# START OF PROVIDED MATERIAL

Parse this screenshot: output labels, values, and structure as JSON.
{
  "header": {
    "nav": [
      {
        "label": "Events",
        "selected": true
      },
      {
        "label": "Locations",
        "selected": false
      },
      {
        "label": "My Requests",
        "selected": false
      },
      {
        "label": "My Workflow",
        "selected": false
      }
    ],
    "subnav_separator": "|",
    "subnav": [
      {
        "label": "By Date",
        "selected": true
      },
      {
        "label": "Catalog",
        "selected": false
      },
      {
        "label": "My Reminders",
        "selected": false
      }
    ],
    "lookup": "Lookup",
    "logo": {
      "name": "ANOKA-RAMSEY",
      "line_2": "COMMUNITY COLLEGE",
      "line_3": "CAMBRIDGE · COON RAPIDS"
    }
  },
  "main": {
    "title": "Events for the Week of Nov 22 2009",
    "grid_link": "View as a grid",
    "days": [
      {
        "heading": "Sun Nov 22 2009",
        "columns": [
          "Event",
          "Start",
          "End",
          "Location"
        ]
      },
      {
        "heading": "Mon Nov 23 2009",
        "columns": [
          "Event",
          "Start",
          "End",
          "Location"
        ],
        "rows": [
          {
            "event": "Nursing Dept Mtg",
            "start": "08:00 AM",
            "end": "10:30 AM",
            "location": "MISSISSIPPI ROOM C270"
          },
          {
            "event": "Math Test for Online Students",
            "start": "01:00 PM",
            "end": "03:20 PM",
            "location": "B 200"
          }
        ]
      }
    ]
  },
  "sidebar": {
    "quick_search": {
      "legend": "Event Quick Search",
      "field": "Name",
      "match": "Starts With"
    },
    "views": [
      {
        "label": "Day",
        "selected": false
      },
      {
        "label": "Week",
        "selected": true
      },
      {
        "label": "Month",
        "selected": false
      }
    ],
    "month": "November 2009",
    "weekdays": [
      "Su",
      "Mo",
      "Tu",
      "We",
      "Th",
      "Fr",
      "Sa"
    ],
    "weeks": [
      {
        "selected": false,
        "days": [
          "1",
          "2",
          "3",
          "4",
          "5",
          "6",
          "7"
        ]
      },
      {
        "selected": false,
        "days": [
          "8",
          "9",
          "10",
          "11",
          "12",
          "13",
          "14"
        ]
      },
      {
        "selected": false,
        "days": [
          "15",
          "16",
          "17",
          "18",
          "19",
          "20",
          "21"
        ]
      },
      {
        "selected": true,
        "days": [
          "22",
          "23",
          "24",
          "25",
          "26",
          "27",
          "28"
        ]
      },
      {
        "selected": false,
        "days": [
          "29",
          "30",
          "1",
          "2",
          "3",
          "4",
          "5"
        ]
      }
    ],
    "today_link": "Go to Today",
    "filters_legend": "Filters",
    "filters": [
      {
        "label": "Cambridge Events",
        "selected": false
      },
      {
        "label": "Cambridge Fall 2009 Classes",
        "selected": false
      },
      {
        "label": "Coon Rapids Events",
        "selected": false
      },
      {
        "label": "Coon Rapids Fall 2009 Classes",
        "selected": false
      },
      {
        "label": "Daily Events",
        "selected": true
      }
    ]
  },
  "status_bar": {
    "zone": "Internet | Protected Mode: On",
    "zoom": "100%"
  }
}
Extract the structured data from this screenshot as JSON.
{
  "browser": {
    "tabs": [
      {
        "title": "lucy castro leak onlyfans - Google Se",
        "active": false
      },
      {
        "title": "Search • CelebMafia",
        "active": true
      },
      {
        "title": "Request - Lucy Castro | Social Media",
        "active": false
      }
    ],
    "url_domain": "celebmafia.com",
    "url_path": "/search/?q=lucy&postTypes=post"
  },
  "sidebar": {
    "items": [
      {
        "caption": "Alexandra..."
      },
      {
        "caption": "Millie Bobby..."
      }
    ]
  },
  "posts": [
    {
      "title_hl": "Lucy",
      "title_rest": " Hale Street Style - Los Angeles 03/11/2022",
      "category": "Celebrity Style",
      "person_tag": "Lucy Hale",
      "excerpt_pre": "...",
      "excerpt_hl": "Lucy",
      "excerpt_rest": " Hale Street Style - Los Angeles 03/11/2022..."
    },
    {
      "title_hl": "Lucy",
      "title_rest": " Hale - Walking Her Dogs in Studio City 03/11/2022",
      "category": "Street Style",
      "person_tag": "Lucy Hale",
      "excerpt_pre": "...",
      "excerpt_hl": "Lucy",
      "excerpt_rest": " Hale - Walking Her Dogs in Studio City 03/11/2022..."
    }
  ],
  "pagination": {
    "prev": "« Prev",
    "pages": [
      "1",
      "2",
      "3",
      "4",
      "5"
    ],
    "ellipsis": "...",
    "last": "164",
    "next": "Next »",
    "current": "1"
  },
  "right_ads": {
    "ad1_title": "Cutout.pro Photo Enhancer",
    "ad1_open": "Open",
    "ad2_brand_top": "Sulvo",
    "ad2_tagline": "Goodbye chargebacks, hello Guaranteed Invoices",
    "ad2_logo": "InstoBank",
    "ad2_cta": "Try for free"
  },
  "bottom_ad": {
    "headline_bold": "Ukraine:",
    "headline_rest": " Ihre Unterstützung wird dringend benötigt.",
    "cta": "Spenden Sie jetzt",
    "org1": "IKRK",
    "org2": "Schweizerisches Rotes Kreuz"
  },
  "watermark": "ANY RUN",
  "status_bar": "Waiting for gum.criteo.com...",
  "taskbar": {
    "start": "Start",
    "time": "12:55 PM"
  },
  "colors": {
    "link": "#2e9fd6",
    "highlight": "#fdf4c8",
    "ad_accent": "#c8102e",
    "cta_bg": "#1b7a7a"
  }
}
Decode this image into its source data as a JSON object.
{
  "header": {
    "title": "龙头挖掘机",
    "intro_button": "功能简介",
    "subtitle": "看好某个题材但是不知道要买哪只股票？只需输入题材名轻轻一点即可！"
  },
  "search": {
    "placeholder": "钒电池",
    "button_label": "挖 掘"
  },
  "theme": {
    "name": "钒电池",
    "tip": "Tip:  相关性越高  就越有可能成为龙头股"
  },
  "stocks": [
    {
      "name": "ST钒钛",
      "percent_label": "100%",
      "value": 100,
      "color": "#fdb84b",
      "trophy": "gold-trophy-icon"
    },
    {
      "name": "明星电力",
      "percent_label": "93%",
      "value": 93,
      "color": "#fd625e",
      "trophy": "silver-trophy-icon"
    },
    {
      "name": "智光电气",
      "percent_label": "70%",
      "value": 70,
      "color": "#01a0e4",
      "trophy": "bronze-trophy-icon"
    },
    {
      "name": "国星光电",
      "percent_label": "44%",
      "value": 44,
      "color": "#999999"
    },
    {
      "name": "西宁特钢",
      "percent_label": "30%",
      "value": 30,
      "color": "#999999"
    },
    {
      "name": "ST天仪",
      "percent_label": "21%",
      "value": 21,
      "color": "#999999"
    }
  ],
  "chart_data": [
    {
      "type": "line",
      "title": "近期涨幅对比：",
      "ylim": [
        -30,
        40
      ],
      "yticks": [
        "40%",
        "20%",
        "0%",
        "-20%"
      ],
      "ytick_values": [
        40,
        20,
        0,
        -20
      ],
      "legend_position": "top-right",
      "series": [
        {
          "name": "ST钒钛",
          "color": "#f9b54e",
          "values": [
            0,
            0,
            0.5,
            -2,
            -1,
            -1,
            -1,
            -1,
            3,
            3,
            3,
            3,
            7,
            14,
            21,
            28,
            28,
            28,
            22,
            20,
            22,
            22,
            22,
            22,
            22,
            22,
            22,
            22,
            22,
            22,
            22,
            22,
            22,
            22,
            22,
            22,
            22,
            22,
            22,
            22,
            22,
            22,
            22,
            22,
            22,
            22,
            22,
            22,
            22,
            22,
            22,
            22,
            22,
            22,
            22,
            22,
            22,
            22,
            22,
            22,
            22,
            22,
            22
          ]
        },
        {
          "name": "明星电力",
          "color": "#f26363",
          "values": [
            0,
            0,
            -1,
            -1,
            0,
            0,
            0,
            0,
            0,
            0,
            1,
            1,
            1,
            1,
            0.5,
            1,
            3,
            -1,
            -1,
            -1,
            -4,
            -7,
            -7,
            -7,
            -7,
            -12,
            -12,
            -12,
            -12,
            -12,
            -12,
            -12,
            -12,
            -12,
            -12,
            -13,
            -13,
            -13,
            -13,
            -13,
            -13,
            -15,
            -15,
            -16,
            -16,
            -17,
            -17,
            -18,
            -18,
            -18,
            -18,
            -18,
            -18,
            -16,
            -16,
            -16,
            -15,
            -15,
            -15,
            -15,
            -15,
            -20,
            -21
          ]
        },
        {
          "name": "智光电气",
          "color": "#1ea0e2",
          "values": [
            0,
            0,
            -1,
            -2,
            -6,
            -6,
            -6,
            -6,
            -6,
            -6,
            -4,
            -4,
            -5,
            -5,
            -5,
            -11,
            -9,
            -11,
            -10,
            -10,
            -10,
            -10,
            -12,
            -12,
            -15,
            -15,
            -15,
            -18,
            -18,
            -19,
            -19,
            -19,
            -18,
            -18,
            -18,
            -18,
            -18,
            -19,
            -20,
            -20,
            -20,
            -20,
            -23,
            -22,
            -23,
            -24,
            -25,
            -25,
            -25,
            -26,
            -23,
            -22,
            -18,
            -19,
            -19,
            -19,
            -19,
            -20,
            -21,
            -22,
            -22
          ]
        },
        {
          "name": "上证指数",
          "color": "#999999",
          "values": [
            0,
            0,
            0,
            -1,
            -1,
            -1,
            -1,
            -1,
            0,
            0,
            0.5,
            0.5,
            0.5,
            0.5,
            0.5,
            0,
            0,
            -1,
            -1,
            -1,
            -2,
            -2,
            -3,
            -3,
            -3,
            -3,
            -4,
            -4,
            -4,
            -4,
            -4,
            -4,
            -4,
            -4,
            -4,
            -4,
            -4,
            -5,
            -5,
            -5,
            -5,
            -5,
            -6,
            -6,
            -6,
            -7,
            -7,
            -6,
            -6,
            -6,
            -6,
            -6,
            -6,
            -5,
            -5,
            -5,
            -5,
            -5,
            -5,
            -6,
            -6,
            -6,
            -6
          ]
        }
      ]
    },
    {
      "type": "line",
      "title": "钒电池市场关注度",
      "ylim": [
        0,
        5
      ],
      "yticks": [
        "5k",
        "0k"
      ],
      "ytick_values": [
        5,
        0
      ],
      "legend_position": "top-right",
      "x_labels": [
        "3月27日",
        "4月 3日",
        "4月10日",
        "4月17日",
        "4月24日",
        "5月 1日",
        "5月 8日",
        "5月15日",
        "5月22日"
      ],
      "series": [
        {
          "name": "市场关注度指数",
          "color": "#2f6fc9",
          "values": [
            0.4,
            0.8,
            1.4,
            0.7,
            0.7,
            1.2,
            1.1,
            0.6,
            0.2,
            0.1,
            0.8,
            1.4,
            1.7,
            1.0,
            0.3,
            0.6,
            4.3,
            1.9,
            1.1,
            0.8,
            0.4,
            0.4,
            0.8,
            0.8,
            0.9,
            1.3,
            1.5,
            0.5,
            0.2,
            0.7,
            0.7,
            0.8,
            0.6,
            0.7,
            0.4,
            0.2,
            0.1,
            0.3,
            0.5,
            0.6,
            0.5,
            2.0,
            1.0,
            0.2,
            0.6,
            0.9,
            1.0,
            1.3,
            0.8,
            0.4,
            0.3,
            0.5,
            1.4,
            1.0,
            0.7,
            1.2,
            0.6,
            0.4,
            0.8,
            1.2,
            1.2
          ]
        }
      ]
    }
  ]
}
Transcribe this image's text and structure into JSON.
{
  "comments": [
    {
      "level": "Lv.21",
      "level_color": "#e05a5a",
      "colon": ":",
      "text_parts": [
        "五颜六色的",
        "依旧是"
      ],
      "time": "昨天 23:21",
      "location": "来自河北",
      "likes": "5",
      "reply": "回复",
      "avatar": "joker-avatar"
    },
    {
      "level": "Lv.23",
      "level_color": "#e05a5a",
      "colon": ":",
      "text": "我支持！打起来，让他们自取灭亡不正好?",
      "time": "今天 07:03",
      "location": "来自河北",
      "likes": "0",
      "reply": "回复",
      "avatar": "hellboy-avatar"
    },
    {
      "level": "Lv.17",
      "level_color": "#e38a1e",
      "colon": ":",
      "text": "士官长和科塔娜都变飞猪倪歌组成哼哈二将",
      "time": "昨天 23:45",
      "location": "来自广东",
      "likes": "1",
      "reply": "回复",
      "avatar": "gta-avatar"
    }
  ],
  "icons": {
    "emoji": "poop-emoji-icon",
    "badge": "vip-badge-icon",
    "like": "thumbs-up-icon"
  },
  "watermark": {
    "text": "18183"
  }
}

# END OF PROVIDED MATERIAL

_THE PROBLEM_.
Whichever lines contain the string "Street", select and copy them.

_WORKED SOLUTION_.
      "title_rest": " Hale Street Style - Los Angeles 03/11/2022",
      "excerpt_rest": " Hale Street Style - Los Angeles 03/11/2022..."
      "category": "Street Style",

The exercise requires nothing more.